- **Given task**: Write each line out again exactly as written.

- **Data entries**:

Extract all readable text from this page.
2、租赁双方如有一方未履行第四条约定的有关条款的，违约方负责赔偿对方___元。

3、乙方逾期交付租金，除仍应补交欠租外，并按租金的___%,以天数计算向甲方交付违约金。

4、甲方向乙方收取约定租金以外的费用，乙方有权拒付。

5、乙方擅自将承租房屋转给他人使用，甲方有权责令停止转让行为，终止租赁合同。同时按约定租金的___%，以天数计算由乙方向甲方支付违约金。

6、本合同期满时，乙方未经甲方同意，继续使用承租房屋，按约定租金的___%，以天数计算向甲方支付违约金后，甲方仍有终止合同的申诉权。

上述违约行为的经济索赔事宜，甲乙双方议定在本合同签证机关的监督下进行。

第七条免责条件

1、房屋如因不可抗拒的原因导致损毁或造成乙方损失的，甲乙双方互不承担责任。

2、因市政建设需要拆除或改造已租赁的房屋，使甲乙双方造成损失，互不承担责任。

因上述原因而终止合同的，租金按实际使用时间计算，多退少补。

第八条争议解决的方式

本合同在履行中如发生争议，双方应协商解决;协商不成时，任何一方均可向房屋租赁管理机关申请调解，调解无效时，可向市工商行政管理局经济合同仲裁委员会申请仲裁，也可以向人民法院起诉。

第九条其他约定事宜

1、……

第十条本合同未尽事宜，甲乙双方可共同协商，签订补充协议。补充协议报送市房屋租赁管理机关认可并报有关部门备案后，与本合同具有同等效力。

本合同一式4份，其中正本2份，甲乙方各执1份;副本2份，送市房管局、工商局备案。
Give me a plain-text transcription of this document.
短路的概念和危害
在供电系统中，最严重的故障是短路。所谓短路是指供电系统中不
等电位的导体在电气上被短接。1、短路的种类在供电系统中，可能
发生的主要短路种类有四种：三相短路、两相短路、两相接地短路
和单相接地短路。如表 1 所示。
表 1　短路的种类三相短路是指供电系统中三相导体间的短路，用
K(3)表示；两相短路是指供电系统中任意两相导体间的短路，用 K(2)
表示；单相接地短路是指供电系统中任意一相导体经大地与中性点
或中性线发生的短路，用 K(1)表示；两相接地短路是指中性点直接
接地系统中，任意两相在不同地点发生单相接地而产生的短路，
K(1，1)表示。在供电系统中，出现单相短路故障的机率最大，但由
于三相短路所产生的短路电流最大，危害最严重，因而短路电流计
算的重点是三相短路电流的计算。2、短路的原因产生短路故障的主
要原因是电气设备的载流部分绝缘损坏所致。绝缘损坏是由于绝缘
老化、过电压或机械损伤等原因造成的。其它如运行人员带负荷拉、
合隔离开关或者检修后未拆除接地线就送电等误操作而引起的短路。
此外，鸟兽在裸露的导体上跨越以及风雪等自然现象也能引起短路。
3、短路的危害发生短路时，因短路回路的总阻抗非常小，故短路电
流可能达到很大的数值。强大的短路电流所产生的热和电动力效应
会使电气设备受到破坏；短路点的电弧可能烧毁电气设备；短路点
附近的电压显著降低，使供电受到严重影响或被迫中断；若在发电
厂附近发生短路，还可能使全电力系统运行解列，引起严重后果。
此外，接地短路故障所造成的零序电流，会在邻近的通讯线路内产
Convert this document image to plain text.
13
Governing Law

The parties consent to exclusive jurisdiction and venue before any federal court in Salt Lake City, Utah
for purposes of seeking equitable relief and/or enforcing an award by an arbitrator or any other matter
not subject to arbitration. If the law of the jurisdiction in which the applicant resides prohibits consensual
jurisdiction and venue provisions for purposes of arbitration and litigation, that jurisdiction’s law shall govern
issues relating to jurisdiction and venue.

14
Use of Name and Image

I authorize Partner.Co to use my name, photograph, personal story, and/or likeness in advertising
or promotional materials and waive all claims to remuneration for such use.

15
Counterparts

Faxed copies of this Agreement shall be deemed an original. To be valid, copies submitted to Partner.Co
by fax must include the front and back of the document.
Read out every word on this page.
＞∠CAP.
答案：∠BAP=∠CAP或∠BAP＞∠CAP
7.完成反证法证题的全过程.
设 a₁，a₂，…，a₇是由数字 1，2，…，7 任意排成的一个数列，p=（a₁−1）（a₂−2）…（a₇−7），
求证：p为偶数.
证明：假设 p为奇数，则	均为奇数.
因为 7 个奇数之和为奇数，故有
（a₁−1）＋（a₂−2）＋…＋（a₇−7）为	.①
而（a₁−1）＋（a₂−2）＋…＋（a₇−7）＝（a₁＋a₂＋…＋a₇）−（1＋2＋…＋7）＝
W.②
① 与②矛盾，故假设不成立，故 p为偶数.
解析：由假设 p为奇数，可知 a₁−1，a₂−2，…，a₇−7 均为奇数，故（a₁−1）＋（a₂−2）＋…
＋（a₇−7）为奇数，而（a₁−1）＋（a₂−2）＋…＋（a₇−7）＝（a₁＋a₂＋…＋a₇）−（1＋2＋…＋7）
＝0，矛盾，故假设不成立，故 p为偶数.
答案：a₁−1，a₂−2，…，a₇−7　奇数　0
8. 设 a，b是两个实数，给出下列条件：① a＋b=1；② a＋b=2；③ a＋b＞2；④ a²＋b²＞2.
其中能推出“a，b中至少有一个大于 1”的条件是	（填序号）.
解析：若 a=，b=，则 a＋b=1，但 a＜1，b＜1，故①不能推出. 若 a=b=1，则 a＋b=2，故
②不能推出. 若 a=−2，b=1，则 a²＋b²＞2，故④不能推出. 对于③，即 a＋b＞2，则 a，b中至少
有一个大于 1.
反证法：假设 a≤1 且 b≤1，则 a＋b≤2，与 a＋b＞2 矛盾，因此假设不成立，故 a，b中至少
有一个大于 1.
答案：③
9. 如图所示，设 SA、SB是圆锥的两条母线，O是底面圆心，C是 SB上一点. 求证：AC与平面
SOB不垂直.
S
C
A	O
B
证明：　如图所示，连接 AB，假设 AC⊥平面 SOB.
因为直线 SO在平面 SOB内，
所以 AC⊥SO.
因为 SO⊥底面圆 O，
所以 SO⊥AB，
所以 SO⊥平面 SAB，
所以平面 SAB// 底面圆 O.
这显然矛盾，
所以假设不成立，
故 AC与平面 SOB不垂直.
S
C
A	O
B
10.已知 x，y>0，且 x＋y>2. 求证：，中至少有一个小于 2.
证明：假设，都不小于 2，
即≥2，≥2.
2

- **Task solution**:
Extract all readable text from this page.
2、租赁双方如有一方未履行第四条约定的有关条款的，违约方负责赔偿对方___元。

3、乙方逾期交付租金，除仍应补交欠租外，并按租金的___%,以天数计算向甲方交付违约金。

4、甲方向乙方收取约定租金以外的费用，乙方有权拒付。

5、乙方擅自将承租房屋转给他人使用，甲方有权责令停止转让行为，终止租赁合同。同时按约定租金的___%，以天数计算由乙方向甲方支付违约金。

6、本合同期满时，乙方未经甲方同意，继续使用承租房屋，按约定租金的___%，以天数计算向甲方支付违约金后，甲方仍有终止合同的申诉权。

上述违约行为的经济索赔事宜，甲乙双方议定在本合同签证机关的监督下进行。

第七条免责条件

1、房屋如因不可抗拒的原因导致损毁或造成乙方损失的，甲乙双方互不承担责任。

2、因市政建设需要拆除或改造已租赁的房屋，使甲乙双方造成损失，互不承担责任。

因上述原因而终止合同的，租金按实际使用时间计算，多退少补。

第八条争议解决的方式

本合同在履行中如发生争议，双方应协商解决;协商不成时，任何一方均可向房屋租赁管理机关申请调解，调解无效时，可向市工商行政管理局经济合同仲裁委员会申请仲裁，也可以向人民法院起诉。

第九条其他约定事宜

1、……

第十条本合同未尽事宜，甲乙双方可共同协商，签订补充协议。补充协议报送市房屋租赁管理机关认可并报有关部门备案后，与本合同具有同等效力。

本合同一式4份，其中正本2份，甲乙方各执1份;副本2份，送市房管局、工商局备案。
Give me a plain-text transcription of this document.
短路的概念和危害
在供电系统中，最严重的故障是短路。所谓短路是指供电系统中不
等电位的导体在电气上被短接。1、短路的种类在供电系统中，可能
发生的主要短路种类有四种：三相短路、两相短路、两相接地短路
和单相接地短路。如表 1 所示。
表 1　短路的种类三相短路是指供电系统中三相导体间的短路，用
K(3)表示；两相短路是指供电系统中任意两相导体间的短路，用 K(2)
表示；单相接地短路是指供电系统中任意一相导体经大地与中性点
或中性线发生的短路，用 K(1)表示；两相接地短路是指中性点直接
接地系统中，任意两相在不同地点发生单相接地而产生的短路，
K(1，1)表示。在供电系统中，出现单相短路故障的机率最大，但由
于三相短路所产生的短路电流最大，危害最严重，因而短路电流计
算的重点是三相短路电流的计算。2、短路的原因产生短路故障的主
要原因是电气设备的载流部分绝缘损坏所致。绝缘损坏是由于绝缘
老化、过电压或机械损伤等原因造成的。其它如运行人员带负荷拉、
合隔离开关或者检修后未拆除接地线就送电等误操作而引起的短路。
此外，鸟兽在裸露的导体上跨越以及风雪等自然现象也能引起短路。
3、短路的危害发生短路时，因短路回路的总阻抗非常小，故短路电
流可能达到很大的数值。强大的短路电流所产生的热和电动力效应
会使电气设备受到破坏；短路点的电弧可能烧毁电气设备；短路点
附近的电压显著降低，使供电受到严重影响或被迫中断；若在发电
厂附近发生短路，还可能使全电力系统运行解列，引起严重后果。
此外，接地短路故障所造成的零序电流，会在邻近的通讯线路内产
Convert this document image to plain text.
13
Governing Law

The parties consent to exclusive jurisdiction and venue before any federal court in Salt Lake City, Utah
for purposes of seeking equitable relief and/or enforcing an award by an arbitrator or any other matter
not subject to arbitration. If the law of the jurisdiction in which the applicant resides prohibits consensual
jurisdiction and venue provisions for purposes of arbitration and litigation, that jurisdiction’s law shall govern
issues relating to jurisdiction and venue.

14
Use of Name and Image

I authorize Partner.Co to use my name, photograph, personal story, and/or likeness in advertising
or promotional materials and waive all claims to remuneration for such use.

15
Counterparts

Faxed copies of this Agreement shall be deemed an original. To be valid, copies submitted to Partner.Co
by fax must include the front and back of the document.
Read out every word on this page.
＞∠CAP.
答案：∠BAP=∠CAP或∠BAP＞∠CAP
7.完成反证法证题的全过程.
设 a₁，a₂，…，a₇是由数字 1，2，…，7 任意排成的一个数列，p=（a₁−1）（a₂−2）…（a₇−7），
求证：p为偶数.
证明：假设 p为奇数，则	均为奇数.
因为 7 个奇数之和为奇数，故有
（a₁−1）＋（a₂−2）＋…＋（a₇−7）为	.①
而（a₁−1）＋（a₂−2）＋…＋（a₇−7）＝（a₁＋a₂＋…＋a₇）−（1＋2＋…＋7）＝
W.②
① 与②矛盾，故假设不成立，故 p为偶数.
解析：由假设 p为奇数，可知 a₁−1，a₂−2，…，a₇−7 均为奇数，故（a₁−1）＋（a₂−2）＋…
＋（a₇−7）为奇数，而（a₁−1）＋（a₂−2）＋…＋（a₇−7）＝（a₁＋a₂＋…＋a₇）−（1＋2＋…＋7）
＝0，矛盾，故假设不成立，故 p为偶数.
答案：a₁−1，a₂−2，…，a₇−7　奇数　0
8. 设 a，b是两个实数，给出下列条件：① a＋b=1；② a＋b=2；③ a＋b＞2；④ a²＋b²＞2.
其中能推出“a，b中至少有一个大于 1”的条件是	（填序号）.
解析：若 a=，b=，则 a＋b=1，但 a＜1，b＜1，故①不能推出. 若 a=b=1，则 a＋b=2，故
②不能推出. 若 a=−2，b=1，则 a²＋b²＞2，故④不能推出. 对于③，即 a＋b＞2，则 a，b中至少
有一个大于 1.
反证法：假设 a≤1 且 b≤1，则 a＋b≤2，与 a＋b＞2 矛盾，因此假设不成立，故 a，b中至少
有一个大于 1.
答案：③
9. 如图所示，设 SA、SB是圆锥的两条母线，O是底面圆心，C是 SB上一点. 求证：AC与平面
SOB不垂直.
S
C
A	O
B
证明：　如图所示，连接 AB，假设 AC⊥平面 SOB.
因为直线 SO在平面 SOB内，
所以 AC⊥SO.
因为 SO⊥底面圆 O，
所以 SO⊥AB，
所以 SO⊥平面 SAB，
所以平面 SAB// 底面圆 O.
这显然矛盾，
所以假设不成立，
故 AC与平面 SOB不垂直.
S
C
A	O
B
10.已知 x，y>0，且 x＋y>2. 求证：，中至少有一个小于 2.
证明：假设，都不小于 2，
即≥2，≥2.
2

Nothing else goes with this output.